Find the lines that hold the word "đúng" and return them.

[Stored data entries]
===============

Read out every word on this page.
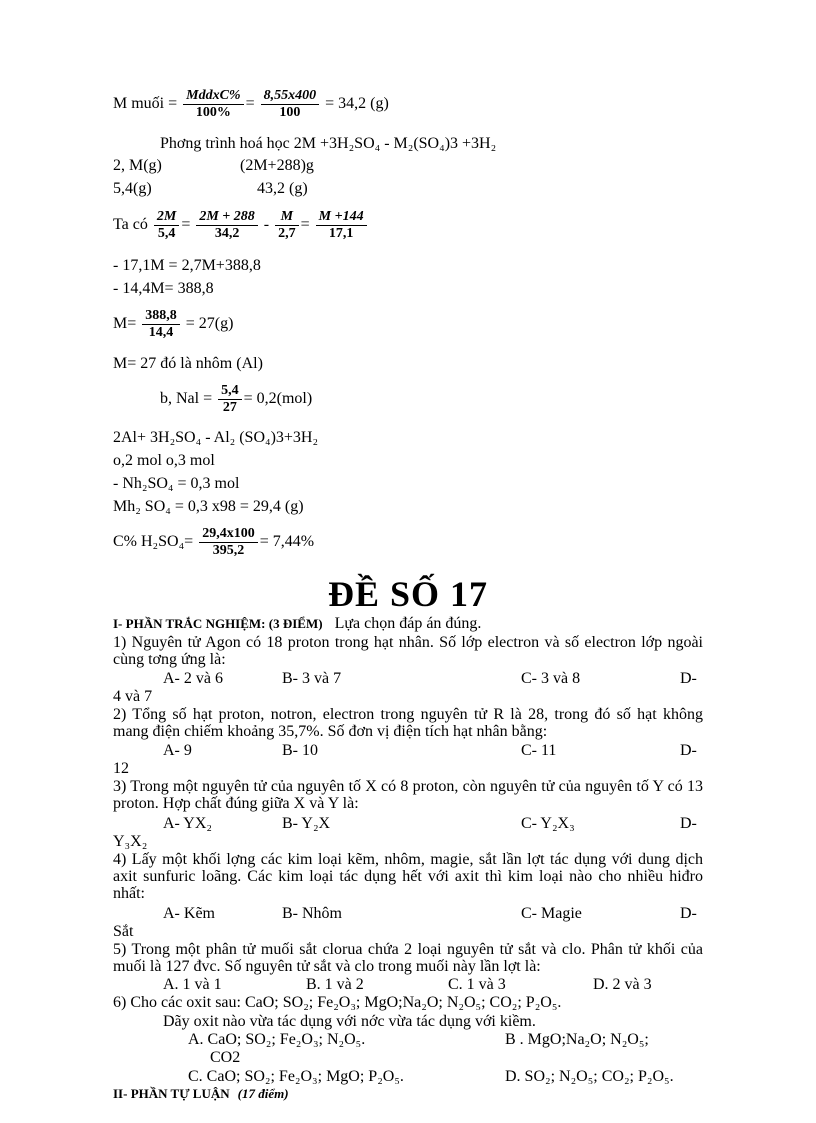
M muối = $\frac{\text{MddxC\%}}{100\%} = \frac{8,55x400}{100} = 34,2$ (g)
Phơng trình hoá học 2M +3H₂SO₄ - M₂(SO₄)3 +3H₂
2, M(g)	(2M+288)g
5,4(g)	43,2 (g)
Ta có $\frac{2M}{5,4} = \frac{2M + 288}{34,2} - \frac{M}{2,7} = \frac{M +144}{17,1}$
- 17,1M = 2,7M+388,8
- 14,4M= 388,8
$M= \frac{388,8}{14,4} = 27(g)$
M= 27 đó là nhôm (Al)
b, Nal = $\frac{5,4}{27} = 0,2(mol)$
2Al+ 3H₂SO₄ - Al₂ (SO₄)3+3H₂
o,2 mol o,3 mol
- Nh₂SO₄ = 0,3 mol
Mh₂ SO₄ = 0,3 x98 = 29,4 (g)
C% $H_2SO_4= \frac{29,4x100}{395,2} = 7,44\%$
ĐỀ SỐ 17
I- PHẦN TRẮC NGHIỆM: (3 ĐIỂM) Lựa chọn đáp án đúng.
1) Nguyên tử Agon có 18 proton trong hạt nhân. Số lớp electron và số electron lớp ngoài cùng tơng ứng là:
A- 2 và 6	B- 3 và 7	C- 3 và 8	D-
4 và 7
2) Tổng số hạt proton, notron, electron trong nguyên tử R là 28, trong đó số hạt không mang điện chiếm khoảng 35,7%. Số đơn vị điện tích hạt nhân bằng:
A- 9	B- 10	C- 11	D-
12
3) Trong một nguyên tử của nguyên tố X có 8 proton, còn nguyên tử của nguyên tố Y có 13 proton. Hợp chất đúng giữa X và Y là:
A- YX₂	B- Y₂X	C- Y₂X₃	D-
Y₃X₂
4) Lấy một khối lợng các kim loại kẽm, nhôm, magie, sắt lần lợt tác dụng với dung dịch axit sunfuric loãng. Các kim loại tác dụng hết với axit thì kim loại nào cho nhiều hiđro nhất:
A- Kẽm	B- Nhôm	C- Magie	D-
Sắt
5) Trong một phân tử muối sắt clorua chứa 2 loại nguyên tử sắt và clo. Phân tử khối của muối là 127 đvc. Số nguyên tử sắt và clo trong muối này lần lợt là:
A. 1 và 1	B. 1 và 2	C. 1 và 3	D. 2 và 3
6) Cho các oxit sau: CaO; SO₂; Fe₂O₃; MgO;Na₂O; N₂O₅; CO₂; P₂O₅.
Dãy oxit nào vừa tác dụng với nớc vừa tác dụng với kiềm.
A. CaO; SO₂; Fe₂O₃; N₂O₅.	B . MgO;Na₂O; N₂O₅;
CO2
C. CaO; SO₂; Fe₂O₃; MgO; P₂O₅.	D. SO₂; N₂O₅; CO₂; P₂O₅.
II- PHẦN TỰ LUẬN (17 điểm)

===============

▶ [Answer to this problem]
I- PHẦN TRẮC NGHIỆM: (3 ĐIỂM) Lựa chọn đáp án đúng.
3) Trong một nguyên tử của nguyên tố X có 8 proton, còn nguyên tử của nguyên tố Y có 13 proton. Hợp chất đúng giữa X và Y là:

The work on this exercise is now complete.